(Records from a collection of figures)
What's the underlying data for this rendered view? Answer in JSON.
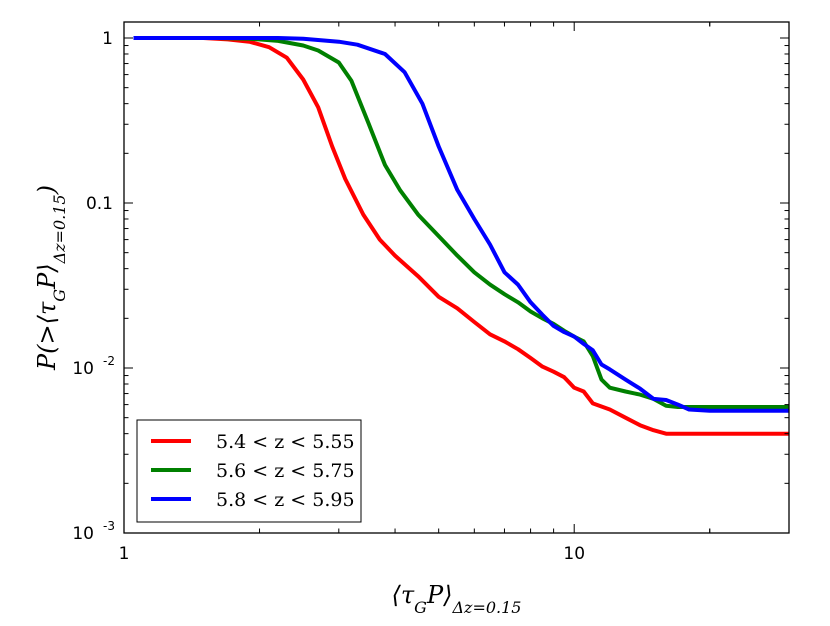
{
  "chart_data": {
    "type": "line",
    "title": "",
    "xlabel": "⟨τ_GP⟩_{Δz=0.15}",
    "ylabel": "P(>⟨τ_GP⟩_{Δz=0.15})",
    "xscale": "log",
    "yscale": "log",
    "xlim": [
      1,
      30
    ],
    "ylim": [
      0.001,
      1.25
    ],
    "x_ticks": [
      {
        "value": 1,
        "label": "1"
      },
      {
        "value": 10,
        "label": "10"
      }
    ],
    "y_ticks": [
      {
        "value": 1,
        "base": "1",
        "exp": ""
      },
      {
        "value": 0.1,
        "base": "0.1",
        "exp": ""
      },
      {
        "value": 0.01,
        "base": "10",
        "exp": "-2"
      },
      {
        "value": 0.001,
        "base": "10",
        "exp": "-3"
      }
    ],
    "grid": false,
    "legend_position": "lower-left",
    "series": [
      {
        "name": "5.4 < z < 5.55",
        "color": "#ff0000",
        "x": [
          1.05,
          1.5,
          1.7,
          1.9,
          2.1,
          2.3,
          2.5,
          2.7,
          2.9,
          3.1,
          3.4,
          3.7,
          4.0,
          4.5,
          5.0,
          5.5,
          6.0,
          6.5,
          7.0,
          7.5,
          8.0,
          8.5,
          9.0,
          9.5,
          10.0,
          10.5,
          11.0,
          12.0,
          13.0,
          14.0,
          15.0,
          16.0,
          17.0,
          20.0,
          25.0,
          30.0
        ],
        "y": [
          1.0,
          1.0,
          0.98,
          0.95,
          0.88,
          0.76,
          0.56,
          0.38,
          0.22,
          0.14,
          0.085,
          0.06,
          0.048,
          0.036,
          0.027,
          0.023,
          0.019,
          0.016,
          0.0145,
          0.013,
          0.0115,
          0.0102,
          0.0095,
          0.0088,
          0.0076,
          0.0072,
          0.0061,
          0.0056,
          0.005,
          0.0045,
          0.0042,
          0.004,
          0.004,
          0.004,
          0.004,
          0.004
        ]
      },
      {
        "name": "5.6 < z < 5.75",
        "color": "#008000",
        "x": [
          1.05,
          1.6,
          1.9,
          2.2,
          2.5,
          2.7,
          3.0,
          3.2,
          3.5,
          3.8,
          4.1,
          4.5,
          5.0,
          5.5,
          6.0,
          6.5,
          7.0,
          7.5,
          8.0,
          8.5,
          9.0,
          9.5,
          10.0,
          10.5,
          11.0,
          11.5,
          12.0,
          13.0,
          14.0,
          15.0,
          16.0,
          17.0,
          18.0,
          20.0,
          25.0,
          30.0
        ],
        "y": [
          1.0,
          1.0,
          0.99,
          0.96,
          0.9,
          0.84,
          0.71,
          0.55,
          0.3,
          0.17,
          0.12,
          0.085,
          0.063,
          0.048,
          0.038,
          0.032,
          0.028,
          0.025,
          0.022,
          0.02,
          0.0185,
          0.0168,
          0.0155,
          0.0145,
          0.0118,
          0.0085,
          0.0076,
          0.0072,
          0.0069,
          0.0065,
          0.0059,
          0.0058,
          0.0058,
          0.0058,
          0.0058,
          0.0058
        ]
      },
      {
        "name": "5.8 < z < 5.95",
        "color": "#0000ff",
        "x": [
          1.05,
          2.2,
          2.5,
          3.0,
          3.3,
          3.8,
          4.2,
          4.6,
          5.0,
          5.5,
          6.0,
          6.5,
          7.0,
          7.5,
          8.0,
          8.5,
          9.0,
          9.5,
          10.0,
          10.5,
          11.0,
          11.5,
          12.0,
          13.0,
          14.0,
          15.0,
          16.0,
          17.0,
          18.0,
          20.0,
          25.0,
          30.0
        ],
        "y": [
          1.0,
          1.0,
          0.99,
          0.95,
          0.91,
          0.8,
          0.62,
          0.4,
          0.22,
          0.12,
          0.08,
          0.056,
          0.038,
          0.032,
          0.025,
          0.021,
          0.018,
          0.0165,
          0.0155,
          0.014,
          0.0128,
          0.0105,
          0.0098,
          0.0085,
          0.0075,
          0.0065,
          0.0064,
          0.006,
          0.0056,
          0.0055,
          0.0055,
          0.0055
        ]
      }
    ]
  }
}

(PROBLEM TO SOLVE): Search the listing above for the string "value". Copy every line that contains it.

(RESULT OF THE EXERCISE):
        "value": 1,
        "value": 10,
        "value": 1,
        "value": 0.1,
        "value": 0.01,
        "value": 0.001,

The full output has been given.